### Required work
Repeat all of the records verbatim.

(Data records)

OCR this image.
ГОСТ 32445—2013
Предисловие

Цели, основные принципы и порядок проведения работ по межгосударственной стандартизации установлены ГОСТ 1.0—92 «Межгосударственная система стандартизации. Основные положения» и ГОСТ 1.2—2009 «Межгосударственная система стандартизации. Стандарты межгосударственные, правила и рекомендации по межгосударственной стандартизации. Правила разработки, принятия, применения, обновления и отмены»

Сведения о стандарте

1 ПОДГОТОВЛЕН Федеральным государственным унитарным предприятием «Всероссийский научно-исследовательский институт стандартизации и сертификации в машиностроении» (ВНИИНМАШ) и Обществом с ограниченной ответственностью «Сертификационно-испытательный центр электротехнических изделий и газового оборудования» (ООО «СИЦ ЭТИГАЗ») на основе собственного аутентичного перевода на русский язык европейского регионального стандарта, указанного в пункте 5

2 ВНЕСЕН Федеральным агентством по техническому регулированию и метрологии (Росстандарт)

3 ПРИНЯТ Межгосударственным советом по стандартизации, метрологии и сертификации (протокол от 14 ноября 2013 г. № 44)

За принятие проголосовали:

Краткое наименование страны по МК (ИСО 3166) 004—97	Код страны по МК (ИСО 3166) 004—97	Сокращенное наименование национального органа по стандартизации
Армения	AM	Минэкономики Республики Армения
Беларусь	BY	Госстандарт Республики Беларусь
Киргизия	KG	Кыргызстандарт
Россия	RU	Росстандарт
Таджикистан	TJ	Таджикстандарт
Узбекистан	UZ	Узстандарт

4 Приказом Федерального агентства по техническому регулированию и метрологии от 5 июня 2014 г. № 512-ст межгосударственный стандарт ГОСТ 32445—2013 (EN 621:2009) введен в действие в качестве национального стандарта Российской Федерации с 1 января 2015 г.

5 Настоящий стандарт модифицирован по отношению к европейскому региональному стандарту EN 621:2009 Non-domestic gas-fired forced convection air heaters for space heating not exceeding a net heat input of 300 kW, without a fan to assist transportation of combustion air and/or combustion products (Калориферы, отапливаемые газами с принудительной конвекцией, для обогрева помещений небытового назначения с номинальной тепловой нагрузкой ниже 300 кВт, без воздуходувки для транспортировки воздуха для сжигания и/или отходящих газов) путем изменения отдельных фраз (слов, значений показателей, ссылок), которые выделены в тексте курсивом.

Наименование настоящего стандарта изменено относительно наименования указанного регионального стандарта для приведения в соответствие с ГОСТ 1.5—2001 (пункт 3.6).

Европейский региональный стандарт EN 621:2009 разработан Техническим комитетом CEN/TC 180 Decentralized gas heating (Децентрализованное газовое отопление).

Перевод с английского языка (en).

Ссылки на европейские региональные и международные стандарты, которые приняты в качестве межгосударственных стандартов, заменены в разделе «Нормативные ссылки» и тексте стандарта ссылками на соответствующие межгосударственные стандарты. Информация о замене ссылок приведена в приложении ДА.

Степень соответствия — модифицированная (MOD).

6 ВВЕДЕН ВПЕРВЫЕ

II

### The reply
OCR this image.
ГОСТ 32445—2013
Предисловие

Цели, основные принципы и порядок проведения работ по межгосударственной стандартизации установлены ГОСТ 1.0—92 «Межгосударственная система стандартизации. Основные положения» и ГОСТ 1.2—2009 «Межгосударственная система стандартизации. Стандарты межгосударственные, правила и рекомендации по межгосударственной стандартизации. Правила разработки, принятия, применения, обновления и отмены»

Сведения о стандарте

1 ПОДГОТОВЛЕН Федеральным государственным унитарным предприятием «Всероссийский научно-исследовательский институт стандартизации и сертификации в машиностроении» (ВНИИНМАШ) и Обществом с ограниченной ответственностью «Сертификационно-испытательный центр электротехнических изделий и газового оборудования» (ООО «СИЦ ЭТИГАЗ») на основе собственного аутентичного перевода на русский язык европейского регионального стандарта, указанного в пункте 5

2 ВНЕСЕН Федеральным агентством по техническому регулированию и метрологии (Росстандарт)

3 ПРИНЯТ Межгосударственным советом по стандартизации, метрологии и сертификации (протокол от 14 ноября 2013 г. № 44)

За принятие проголосовали:

Краткое наименование страны по МК (ИСО 3166) 004—97	Код страны по МК (ИСО 3166) 004—97	Сокращенное наименование национального органа по стандартизации
Армения	AM	Минэкономики Республики Армения
Беларусь	BY	Госстандарт Республики Беларусь
Киргизия	KG	Кыргызстандарт
Россия	RU	Росстандарт
Таджикистан	TJ	Таджикстандарт
Узбекистан	UZ	Узстандарт

4 Приказом Федерального агентства по техническому регулированию и метрологии от 5 июня 2014 г. № 512-ст межгосударственный стандарт ГОСТ 32445—2013 (EN 621:2009) введен в действие в качестве национального стандарта Российской Федерации с 1 января 2015 г.

5 Настоящий стандарт модифицирован по отношению к европейскому региональному стандарту EN 621:2009 Non-domestic gas-fired forced convection air heaters for space heating not exceeding a net heat input of 300 kW, without a fan to assist transportation of combustion air and/or combustion products (Калориферы, отапливаемые газами с принудительной конвекцией, для обогрева помещений небытового назначения с номинальной тепловой нагрузкой ниже 300 кВт, без воздуходувки для транспортировки воздуха для сжигания и/или отходящих газов) путем изменения отдельных фраз (слов, значений показателей, ссылок), которые выделены в тексте курсивом.

Наименование настоящего стандарта изменено относительно наименования указанного регионального стандарта для приведения в соответствие с ГОСТ 1.5—2001 (пункт 3.6).

Европейский региональный стандарт EN 621:2009 разработан Техническим комитетом CEN/TC 180 Decentralized gas heating (Децентрализованное газовое отопление).

Перевод с английского языка (en).

Ссылки на европейские региональные и международные стандарты, которые приняты в качестве межгосударственных стандартов, заменены в разделе «Нормативные ссылки» и тексте стандарта ссылками на соответствующие межгосударственные стандарты. Информация о замене ссылок приведена в приложении ДА.

Степень соответствия — модифицированная (MOD).

6 ВВЕДЕН ВПЕРВЫЕ

II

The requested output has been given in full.